* start MATERIAL PROVIDED *

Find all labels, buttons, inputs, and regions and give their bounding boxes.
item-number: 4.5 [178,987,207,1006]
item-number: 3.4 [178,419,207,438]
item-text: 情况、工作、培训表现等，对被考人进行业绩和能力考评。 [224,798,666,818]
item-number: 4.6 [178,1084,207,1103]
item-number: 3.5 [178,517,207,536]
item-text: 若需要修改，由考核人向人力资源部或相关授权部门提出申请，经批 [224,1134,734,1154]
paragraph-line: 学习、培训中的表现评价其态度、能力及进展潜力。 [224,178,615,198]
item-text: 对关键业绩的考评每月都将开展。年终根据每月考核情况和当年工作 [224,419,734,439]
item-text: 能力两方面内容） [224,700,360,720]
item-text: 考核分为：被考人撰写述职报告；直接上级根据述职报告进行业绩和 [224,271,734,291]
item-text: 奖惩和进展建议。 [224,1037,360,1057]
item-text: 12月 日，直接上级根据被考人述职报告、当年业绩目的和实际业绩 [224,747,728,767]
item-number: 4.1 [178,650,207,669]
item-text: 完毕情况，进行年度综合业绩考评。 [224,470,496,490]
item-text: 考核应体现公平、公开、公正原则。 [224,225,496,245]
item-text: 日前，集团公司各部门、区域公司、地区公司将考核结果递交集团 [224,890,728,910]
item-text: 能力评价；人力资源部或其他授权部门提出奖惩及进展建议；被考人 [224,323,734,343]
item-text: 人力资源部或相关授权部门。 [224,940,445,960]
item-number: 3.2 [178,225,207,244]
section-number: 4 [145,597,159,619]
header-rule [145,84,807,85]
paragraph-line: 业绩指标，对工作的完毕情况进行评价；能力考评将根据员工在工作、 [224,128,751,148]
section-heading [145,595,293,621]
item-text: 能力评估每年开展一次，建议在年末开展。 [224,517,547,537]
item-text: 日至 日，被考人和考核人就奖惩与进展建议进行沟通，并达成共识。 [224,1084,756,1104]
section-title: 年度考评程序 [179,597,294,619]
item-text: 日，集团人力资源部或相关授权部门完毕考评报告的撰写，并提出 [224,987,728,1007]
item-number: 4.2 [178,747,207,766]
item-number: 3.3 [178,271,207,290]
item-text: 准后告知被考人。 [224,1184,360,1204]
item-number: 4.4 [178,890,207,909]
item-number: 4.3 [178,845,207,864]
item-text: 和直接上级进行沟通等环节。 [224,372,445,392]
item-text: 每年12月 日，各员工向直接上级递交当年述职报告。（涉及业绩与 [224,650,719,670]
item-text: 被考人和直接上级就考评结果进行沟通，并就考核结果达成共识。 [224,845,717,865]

* end MATERIAL PROVIDED *

▶ **GIVEN REQUEST**
Retype every line of the listing above without any changes.

▶ **SOLUTION TO THIS TASK**
Find all labels, buttons, inputs, and regions and give their bounding boxes.
item-number: 4.5 [178,987,207,1006]
item-number: 3.4 [178,419,207,438]
item-text: 情况、工作、培训表现等，对被考人进行业绩和能力考评。 [224,798,666,818]
item-number: 4.6 [178,1084,207,1103]
item-number: 3.5 [178,517,207,536]
item-text: 若需要修改，由考核人向人力资源部或相关授权部门提出申请，经批 [224,1134,734,1154]
paragraph-line: 学习、培训中的表现评价其态度、能力及进展潜力。 [224,178,615,198]
item-text: 对关键业绩的考评每月都将开展。年终根据每月考核情况和当年工作 [224,419,734,439]
item-text: 能力两方面内容） [224,700,360,720]
item-text: 考核分为：被考人撰写述职报告；直接上级根据述职报告进行业绩和 [224,271,734,291]
item-text: 奖惩和进展建议。 [224,1037,360,1057]
item-text: 12月 日，直接上级根据被考人述职报告、当年业绩目的和实际业绩 [224,747,728,767]
item-number: 4.1 [178,650,207,669]
item-text: 完毕情况，进行年度综合业绩考评。 [224,470,496,490]
item-text: 考核应体现公平、公开、公正原则。 [224,225,496,245]
item-text: 日前，集团公司各部门、区域公司、地区公司将考核结果递交集团 [224,890,728,910]
item-text: 能力评价；人力资源部或其他授权部门提出奖惩及进展建议；被考人 [224,323,734,343]
item-text: 人力资源部或相关授权部门。 [224,940,445,960]
item-number: 3.2 [178,225,207,244]
section-number: 4 [145,597,159,619]
header-rule [145,84,807,85]
paragraph-line: 业绩指标，对工作的完毕情况进行评价；能力考评将根据员工在工作、 [224,128,751,148]
section-heading [145,595,293,621]
item-text: 能力评估每年开展一次，建议在年末开展。 [224,517,547,537]
item-text: 日至 日，被考人和考核人就奖惩与进展建议进行沟通，并达成共识。 [224,1084,756,1104]
section-title: 年度考评程序 [179,597,294,619]
item-text: 日，集团人力资源部或相关授权部门完毕考评报告的撰写，并提出 [224,987,728,1007]
item-number: 4.2 [178,747,207,766]
item-number: 3.3 [178,271,207,290]
item-text: 准后告知被考人。 [224,1184,360,1204]
item-number: 4.4 [178,890,207,909]
item-number: 4.3 [178,845,207,864]
item-text: 和直接上级进行沟通等环节。 [224,372,445,392]
item-text: 每年12月 日，各员工向直接上级递交当年述职报告。（涉及业绩与 [224,650,719,670]
item-text: 被考人和直接上级就考评结果进行沟通，并就考核结果达成共识。 [224,845,717,865]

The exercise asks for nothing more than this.